Identify and pull out each line of the entries in which "this" occurs.

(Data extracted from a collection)
# # # # # # #
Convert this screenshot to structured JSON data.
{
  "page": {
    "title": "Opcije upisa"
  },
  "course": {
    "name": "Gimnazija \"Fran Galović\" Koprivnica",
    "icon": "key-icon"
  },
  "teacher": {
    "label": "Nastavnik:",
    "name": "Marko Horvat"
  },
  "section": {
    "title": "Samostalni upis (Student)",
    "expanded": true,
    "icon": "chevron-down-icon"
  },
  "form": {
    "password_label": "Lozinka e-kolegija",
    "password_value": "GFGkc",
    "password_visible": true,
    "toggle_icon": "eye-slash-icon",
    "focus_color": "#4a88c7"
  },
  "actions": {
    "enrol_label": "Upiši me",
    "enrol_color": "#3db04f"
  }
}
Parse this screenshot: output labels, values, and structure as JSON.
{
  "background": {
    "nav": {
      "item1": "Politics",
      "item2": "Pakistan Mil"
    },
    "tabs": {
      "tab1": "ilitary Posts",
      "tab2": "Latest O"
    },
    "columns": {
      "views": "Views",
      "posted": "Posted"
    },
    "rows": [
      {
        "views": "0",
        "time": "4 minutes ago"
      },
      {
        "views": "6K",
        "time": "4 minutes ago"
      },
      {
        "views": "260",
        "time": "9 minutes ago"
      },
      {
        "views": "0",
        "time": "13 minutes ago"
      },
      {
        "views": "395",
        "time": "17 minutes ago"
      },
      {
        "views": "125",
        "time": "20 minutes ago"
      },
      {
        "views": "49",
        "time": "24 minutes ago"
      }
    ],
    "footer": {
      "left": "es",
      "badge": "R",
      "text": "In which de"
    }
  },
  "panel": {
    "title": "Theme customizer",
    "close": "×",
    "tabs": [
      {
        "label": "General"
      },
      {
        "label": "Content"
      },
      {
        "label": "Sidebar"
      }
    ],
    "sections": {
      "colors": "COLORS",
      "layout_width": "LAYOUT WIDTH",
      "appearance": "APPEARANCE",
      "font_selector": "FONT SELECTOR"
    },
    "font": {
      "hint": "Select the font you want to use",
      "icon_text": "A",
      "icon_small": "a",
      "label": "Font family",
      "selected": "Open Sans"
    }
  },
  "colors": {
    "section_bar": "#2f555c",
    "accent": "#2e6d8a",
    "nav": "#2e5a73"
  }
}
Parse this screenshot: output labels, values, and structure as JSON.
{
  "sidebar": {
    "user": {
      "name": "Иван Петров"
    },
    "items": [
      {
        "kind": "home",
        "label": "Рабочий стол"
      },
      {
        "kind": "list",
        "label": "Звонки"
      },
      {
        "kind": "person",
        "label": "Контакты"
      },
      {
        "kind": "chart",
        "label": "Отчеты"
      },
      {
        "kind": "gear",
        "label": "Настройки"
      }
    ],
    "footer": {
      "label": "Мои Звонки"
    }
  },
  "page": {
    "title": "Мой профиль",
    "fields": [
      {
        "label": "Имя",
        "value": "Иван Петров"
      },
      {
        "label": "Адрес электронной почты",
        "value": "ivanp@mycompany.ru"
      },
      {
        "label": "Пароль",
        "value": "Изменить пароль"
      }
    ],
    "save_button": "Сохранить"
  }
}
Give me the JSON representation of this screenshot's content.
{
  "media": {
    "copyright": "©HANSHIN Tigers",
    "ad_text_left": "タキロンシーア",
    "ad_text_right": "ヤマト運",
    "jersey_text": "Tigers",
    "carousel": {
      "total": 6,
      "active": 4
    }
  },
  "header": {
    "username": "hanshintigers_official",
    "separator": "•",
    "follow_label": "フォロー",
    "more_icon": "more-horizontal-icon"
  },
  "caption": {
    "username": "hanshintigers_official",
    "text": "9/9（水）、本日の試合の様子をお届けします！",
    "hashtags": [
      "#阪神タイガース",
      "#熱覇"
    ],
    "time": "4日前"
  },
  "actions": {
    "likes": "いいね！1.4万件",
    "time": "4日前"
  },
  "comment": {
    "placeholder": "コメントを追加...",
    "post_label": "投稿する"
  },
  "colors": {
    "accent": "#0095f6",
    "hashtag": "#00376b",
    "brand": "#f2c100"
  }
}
# # # # # # #
[Final result]
Convert this screenshot to structured JSON data.
Parse this screenshot: output labels, values, and structure as JSON.
Parse this screenshot: output labels, values, and structure as JSON.
Give me the JSON representation of this screenshot's content.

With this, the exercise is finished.